**** RECORD SET
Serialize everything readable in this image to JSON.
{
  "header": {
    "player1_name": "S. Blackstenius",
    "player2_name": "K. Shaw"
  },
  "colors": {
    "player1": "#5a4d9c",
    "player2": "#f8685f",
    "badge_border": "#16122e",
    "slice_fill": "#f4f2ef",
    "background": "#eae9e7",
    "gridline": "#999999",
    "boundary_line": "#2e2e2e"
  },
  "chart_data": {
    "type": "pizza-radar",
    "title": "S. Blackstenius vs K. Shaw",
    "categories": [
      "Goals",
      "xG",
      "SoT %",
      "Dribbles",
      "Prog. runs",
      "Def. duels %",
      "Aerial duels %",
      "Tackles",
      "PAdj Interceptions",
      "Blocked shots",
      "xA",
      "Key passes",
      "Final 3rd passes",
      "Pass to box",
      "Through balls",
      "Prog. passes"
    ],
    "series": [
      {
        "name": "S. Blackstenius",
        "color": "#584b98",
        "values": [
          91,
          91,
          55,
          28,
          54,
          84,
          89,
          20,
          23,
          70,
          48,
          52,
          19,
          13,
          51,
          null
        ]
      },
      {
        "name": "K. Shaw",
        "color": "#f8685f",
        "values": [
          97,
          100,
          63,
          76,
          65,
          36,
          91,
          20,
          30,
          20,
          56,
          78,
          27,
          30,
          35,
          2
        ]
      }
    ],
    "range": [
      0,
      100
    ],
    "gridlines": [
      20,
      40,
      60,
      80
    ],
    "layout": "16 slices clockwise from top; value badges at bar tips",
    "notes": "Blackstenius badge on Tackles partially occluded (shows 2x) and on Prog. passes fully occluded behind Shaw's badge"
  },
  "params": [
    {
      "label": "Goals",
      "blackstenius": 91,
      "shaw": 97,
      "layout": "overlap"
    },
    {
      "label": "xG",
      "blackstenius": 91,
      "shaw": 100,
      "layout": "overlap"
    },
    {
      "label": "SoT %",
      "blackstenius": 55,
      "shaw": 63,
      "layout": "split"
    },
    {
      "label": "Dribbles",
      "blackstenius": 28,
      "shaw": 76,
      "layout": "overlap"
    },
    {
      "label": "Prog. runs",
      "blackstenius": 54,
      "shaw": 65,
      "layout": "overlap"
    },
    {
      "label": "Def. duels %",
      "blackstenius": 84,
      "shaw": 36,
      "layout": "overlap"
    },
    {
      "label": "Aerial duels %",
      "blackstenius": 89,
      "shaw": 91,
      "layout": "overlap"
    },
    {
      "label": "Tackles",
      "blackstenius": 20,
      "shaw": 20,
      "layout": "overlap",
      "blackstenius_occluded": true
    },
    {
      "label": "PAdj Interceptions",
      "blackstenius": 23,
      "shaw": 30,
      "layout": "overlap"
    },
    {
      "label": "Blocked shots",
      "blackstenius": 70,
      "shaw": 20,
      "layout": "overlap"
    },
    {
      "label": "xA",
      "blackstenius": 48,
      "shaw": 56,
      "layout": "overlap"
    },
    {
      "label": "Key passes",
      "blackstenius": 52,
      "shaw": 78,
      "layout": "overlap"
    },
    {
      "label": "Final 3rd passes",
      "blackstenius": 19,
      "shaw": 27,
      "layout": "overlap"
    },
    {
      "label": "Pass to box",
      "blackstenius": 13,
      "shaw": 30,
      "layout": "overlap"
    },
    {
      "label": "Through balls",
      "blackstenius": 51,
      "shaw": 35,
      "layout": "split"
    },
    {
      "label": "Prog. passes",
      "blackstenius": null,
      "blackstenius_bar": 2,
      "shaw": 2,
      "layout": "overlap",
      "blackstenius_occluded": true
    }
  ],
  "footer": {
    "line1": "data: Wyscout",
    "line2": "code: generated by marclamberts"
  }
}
********
TASK GOAL - Extract the complete listing verbatim.

EXERCISE RESPONSE -
Serialize everything readable in this image to JSON.
{
  "header": {
    "player1_name": "S. Blackstenius",
    "player2_name": "K. Shaw"
  },
  "colors": {
    "player1": "#5a4d9c",
    "player2": "#f8685f",
    "badge_border": "#16122e",
    "slice_fill": "#f4f2ef",
    "background": "#eae9e7",
    "gridline": "#999999",
    "boundary_line": "#2e2e2e"
  },
  "chart_data": {
    "type": "pizza-radar",
    "title": "S. Blackstenius vs K. Shaw",
    "categories": [
      "Goals",
      "xG",
      "SoT %",
      "Dribbles",
      "Prog. runs",
      "Def. duels %",
      "Aerial duels %",
      "Tackles",
      "PAdj Interceptions",
      "Blocked shots",
      "xA",
      "Key passes",
      "Final 3rd passes",
      "Pass to box",
      "Through balls",
      "Prog. passes"
    ],
    "series": [
      {
        "name": "S. Blackstenius",
        "color": "#584b98",
        "values": [
          91,
          91,
          55,
          28,
          54,
          84,
          89,
          20,
          23,
          70,
          48,
          52,
          19,
          13,
          51,
          null
        ]
      },
      {
        "name": "K. Shaw",
        "color": "#f8685f",
        "values": [
          97,
          100,
          63,
          76,
          65,
          36,
          91,
          20,
          30,
          20,
          56,
          78,
          27,
          30,
          35,
          2
        ]
      }
    ],
    "range": [
      0,
      100
    ],
    "gridlines": [
      20,
      40,
      60,
      80
    ],
    "layout": "16 slices clockwise from top; value badges at bar tips",
    "notes": "Blackstenius badge on Tackles partially occluded (shows 2x) and on Prog. passes fully occluded behind Shaw's badge"
  },
  "params": [
    {
      "label": "Goals",
      "blackstenius": 91,
      "shaw": 97,
      "layout": "overlap"
    },
    {
      "label": "xG",
      "blackstenius": 91,
      "shaw": 100,
      "layout": "overlap"
    },
    {
      "label": "SoT %",
      "blackstenius": 55,
      "shaw": 63,
      "layout": "split"
    },
    {
      "label": "Dribbles",
      "blackstenius": 28,
      "shaw": 76,
      "layout": "overlap"
    },
    {
      "label": "Prog. runs",
      "blackstenius": 54,
      "shaw": 65,
      "layout": "overlap"
    },
    {
      "label": "Def. duels %",
      "blackstenius": 84,
      "shaw": 36,
      "layout": "overlap"
    },
    {
      "label": "Aerial duels %",
      "blackstenius": 89,
      "shaw": 91,
      "layout": "overlap"
    },
    {
      "label": "Tackles",
      "blackstenius": 20,
      "shaw": 20,
      "layout": "overlap",
      "blackstenius_occluded": true
    },
    {
      "label": "PAdj Interceptions",
      "blackstenius": 23,
      "shaw": 30,
      "layout": "overlap"
    },
    {
      "label": "Blocked shots",
      "blackstenius": 70,
      "shaw": 20,
      "layout": "overlap"
    },
    {
      "label": "xA",
      "blackstenius": 48,
      "shaw": 56,
      "layout": "overlap"
    },
    {
      "label": "Key passes",
      "blackstenius": 52,
      "shaw": 78,
      "layout": "overlap"
    },
    {
      "label": "Final 3rd passes",
      "blackstenius": 19,
      "shaw": 27,
      "layout": "overlap"
    },
    {
      "label": "Pass to box",
      "blackstenius": 13,
      "shaw": 30,
      "layout": "overlap"
    },
    {
      "label": "Through balls",
      "blackstenius": 51,
      "shaw": 35,
      "layout": "split"
    },
    {
      "label": "Prog. passes",
      "blackstenius": null,
      "blackstenius_bar": 2,
      "shaw": 2,
      "layout": "overlap",
      "blackstenius_occluded": true
    }
  ],
  "footer": {
    "line1": "data: Wyscout",
    "line2": "code: generated by marclamberts"
  }
}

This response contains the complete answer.